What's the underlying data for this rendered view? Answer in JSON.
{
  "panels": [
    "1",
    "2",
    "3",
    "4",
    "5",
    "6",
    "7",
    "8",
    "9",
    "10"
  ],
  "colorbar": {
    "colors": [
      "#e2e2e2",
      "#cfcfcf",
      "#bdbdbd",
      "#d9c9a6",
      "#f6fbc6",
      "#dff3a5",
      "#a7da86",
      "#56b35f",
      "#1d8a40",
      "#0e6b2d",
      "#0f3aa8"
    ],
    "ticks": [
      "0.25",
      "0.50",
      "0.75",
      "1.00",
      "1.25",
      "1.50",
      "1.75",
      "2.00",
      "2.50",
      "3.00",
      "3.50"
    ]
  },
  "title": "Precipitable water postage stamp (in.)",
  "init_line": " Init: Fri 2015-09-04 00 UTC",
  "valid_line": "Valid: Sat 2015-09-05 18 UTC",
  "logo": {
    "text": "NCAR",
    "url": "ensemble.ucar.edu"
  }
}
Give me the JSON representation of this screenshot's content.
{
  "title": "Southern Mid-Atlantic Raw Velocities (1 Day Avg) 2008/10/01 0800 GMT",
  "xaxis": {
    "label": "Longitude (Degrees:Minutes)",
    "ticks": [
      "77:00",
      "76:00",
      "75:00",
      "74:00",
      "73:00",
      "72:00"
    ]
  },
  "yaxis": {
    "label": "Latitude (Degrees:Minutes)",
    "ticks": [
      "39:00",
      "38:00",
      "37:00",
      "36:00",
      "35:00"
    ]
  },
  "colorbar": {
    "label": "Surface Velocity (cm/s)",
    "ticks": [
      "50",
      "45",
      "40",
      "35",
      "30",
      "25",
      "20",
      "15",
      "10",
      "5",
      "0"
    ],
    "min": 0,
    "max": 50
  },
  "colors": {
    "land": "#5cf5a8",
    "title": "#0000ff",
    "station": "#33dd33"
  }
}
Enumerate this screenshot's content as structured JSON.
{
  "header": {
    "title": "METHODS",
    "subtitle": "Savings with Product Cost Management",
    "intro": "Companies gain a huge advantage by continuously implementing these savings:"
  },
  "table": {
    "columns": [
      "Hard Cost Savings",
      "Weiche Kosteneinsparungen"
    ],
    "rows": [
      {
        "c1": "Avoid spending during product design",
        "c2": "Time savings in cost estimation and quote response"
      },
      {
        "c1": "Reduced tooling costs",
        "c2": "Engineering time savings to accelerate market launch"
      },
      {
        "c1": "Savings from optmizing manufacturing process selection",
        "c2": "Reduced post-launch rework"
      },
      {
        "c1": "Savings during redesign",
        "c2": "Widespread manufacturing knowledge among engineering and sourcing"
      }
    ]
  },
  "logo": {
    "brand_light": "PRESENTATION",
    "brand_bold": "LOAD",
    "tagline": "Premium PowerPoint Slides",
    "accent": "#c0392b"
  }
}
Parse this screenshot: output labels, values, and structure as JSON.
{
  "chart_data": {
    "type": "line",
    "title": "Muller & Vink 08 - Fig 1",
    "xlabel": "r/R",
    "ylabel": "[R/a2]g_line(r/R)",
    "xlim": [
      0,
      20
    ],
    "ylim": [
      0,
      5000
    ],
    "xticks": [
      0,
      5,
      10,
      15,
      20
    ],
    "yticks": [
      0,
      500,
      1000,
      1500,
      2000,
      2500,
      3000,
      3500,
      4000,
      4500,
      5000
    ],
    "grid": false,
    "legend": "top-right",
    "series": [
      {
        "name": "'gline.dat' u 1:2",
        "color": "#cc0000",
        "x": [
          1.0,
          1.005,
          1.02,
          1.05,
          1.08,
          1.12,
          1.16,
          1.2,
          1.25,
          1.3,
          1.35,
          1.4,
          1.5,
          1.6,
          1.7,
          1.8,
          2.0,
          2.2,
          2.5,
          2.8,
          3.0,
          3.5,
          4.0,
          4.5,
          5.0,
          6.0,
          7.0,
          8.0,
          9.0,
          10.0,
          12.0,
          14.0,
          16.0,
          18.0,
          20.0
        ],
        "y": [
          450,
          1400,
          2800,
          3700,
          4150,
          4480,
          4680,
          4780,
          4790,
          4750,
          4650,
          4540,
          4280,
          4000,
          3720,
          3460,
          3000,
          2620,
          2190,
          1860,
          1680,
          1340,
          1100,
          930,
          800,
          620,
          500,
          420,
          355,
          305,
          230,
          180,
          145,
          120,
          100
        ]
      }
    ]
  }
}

------------------------

### Required task
Return each line of the records above exactly as it reads.

### Final result
What's the underlying data for this rendered view? Answer in JSON.
{
  "panels": [
    "1",
    "2",
    "3",
    "4",
    "5",
    "6",
    "7",
    "8",
    "9",
    "10"
  ],
  "colorbar": {
    "colors": [
      "#e2e2e2",
      "#cfcfcf",
      "#bdbdbd",
      "#d9c9a6",
      "#f6fbc6",
      "#dff3a5",
      "#a7da86",
      "#56b35f",
      "#1d8a40",
      "#0e6b2d",
      "#0f3aa8"
    ],
    "ticks": [
      "0.25",
      "0.50",
      "0.75",
      "1.00",
      "1.25",
      "1.50",
      "1.75",
      "2.00",
      "2.50",
      "3.00",
      "3.50"
    ]
  },
  "title": "Precipitable water postage stamp (in.)",
  "init_line": " Init: Fri 2015-09-04 00 UTC",
  "valid_line": "Valid: Sat 2015-09-05 18 UTC",
  "logo": {
    "text": "NCAR",
    "url": "ensemble.ucar.edu"
  }
}
Give me the JSON representation of this screenshot's content.
{
  "title": "Southern Mid-Atlantic Raw Velocities (1 Day Avg) 2008/10/01 0800 GMT",
  "xaxis": {
    "label": "Longitude (Degrees:Minutes)",
    "ticks": [
      "77:00",
      "76:00",
      "75:00",
      "74:00",
      "73:00",
      "72:00"
    ]
  },
  "yaxis": {
    "label": "Latitude (Degrees:Minutes)",
    "ticks": [
      "39:00",
      "38:00",
      "37:00",
      "36:00",
      "35:00"
    ]
  },
  "colorbar": {
    "label": "Surface Velocity (cm/s)",
    "ticks": [
      "50",
      "45",
      "40",
      "35",
      "30",
      "25",
      "20",
      "15",
      "10",
      "5",
      "0"
    ],
    "min": 0,
    "max": 50
  },
  "colors": {
    "land": "#5cf5a8",
    "title": "#0000ff",
    "station": "#33dd33"
  }
}
Enumerate this screenshot's content as structured JSON.
{
  "header": {
    "title": "METHODS",
    "subtitle": "Savings with Product Cost Management",
    "intro": "Companies gain a huge advantage by continuously implementing these savings:"
  },
  "table": {
    "columns": [
      "Hard Cost Savings",
      "Weiche Kosteneinsparungen"
    ],
    "rows": [
      {
        "c1": "Avoid spending during product design",
        "c2": "Time savings in cost estimation and quote response"
      },
      {
        "c1": "Reduced tooling costs",
        "c2": "Engineering time savings to accelerate market launch"
      },
      {
        "c1": "Savings from optmizing manufacturing process selection",
        "c2": "Reduced post-launch rework"
      },
      {
        "c1": "Savings during redesign",
        "c2": "Widespread manufacturing knowledge among engineering and sourcing"
      }
    ]
  },
  "logo": {
    "brand_light": "PRESENTATION",
    "brand_bold": "LOAD",
    "tagline": "Premium PowerPoint Slides",
    "accent": "#c0392b"
  }
}
Parse this screenshot: output labels, values, and structure as JSON.
{
  "chart_data": {
    "type": "line",
    "title": "Muller & Vink 08 - Fig 1",
    "xlabel": "r/R",
    "ylabel": "[R/a2]g_line(r/R)",
    "xlim": [
      0,
      20
    ],
    "ylim": [
      0,
      5000
    ],
    "xticks": [
      0,
      5,
      10,
      15,
      20
    ],
    "yticks": [
      0,
      500,
      1000,
      1500,
      2000,
      2500,
      3000,
      3500,
      4000,
      4500,
      5000
    ],
    "grid": false,
    "legend": "top-right",
    "series": [
      {
        "name": "'gline.dat' u 1:2",
        "color": "#cc0000",
        "x": [
          1.0,
          1.005,
          1.02,
          1.05,
          1.08,
          1.12,
          1.16,
          1.2,
          1.25,
          1.3,
          1.35,
          1.4,
          1.5,
          1.6,
          1.7,
          1.8,
          2.0,
          2.2,
          2.5,
          2.8,
          3.0,
          3.5,
          4.0,
          4.5,
          5.0,
          6.0,
          7.0,
          8.0,
          9.0,
          10.0,
          12.0,
          14.0,
          16.0,
          18.0,
          20.0
        ],
        "y": [
          450,
          1400,
          2800,
          3700,
          4150,
          4480,
          4680,
          4780,
          4790,
          4750,
          4650,
          4540,
          4280,
          4000,
          3720,
          3460,
          3000,
          2620,
          2190,
          1860,
          1680,
          1340,
          1100,
          930,
          800,
          620,
          500,
          420,
          355,
          305,
          230,
          180,
          145,
          120,
          100
        ]
      }
    ]
  }
}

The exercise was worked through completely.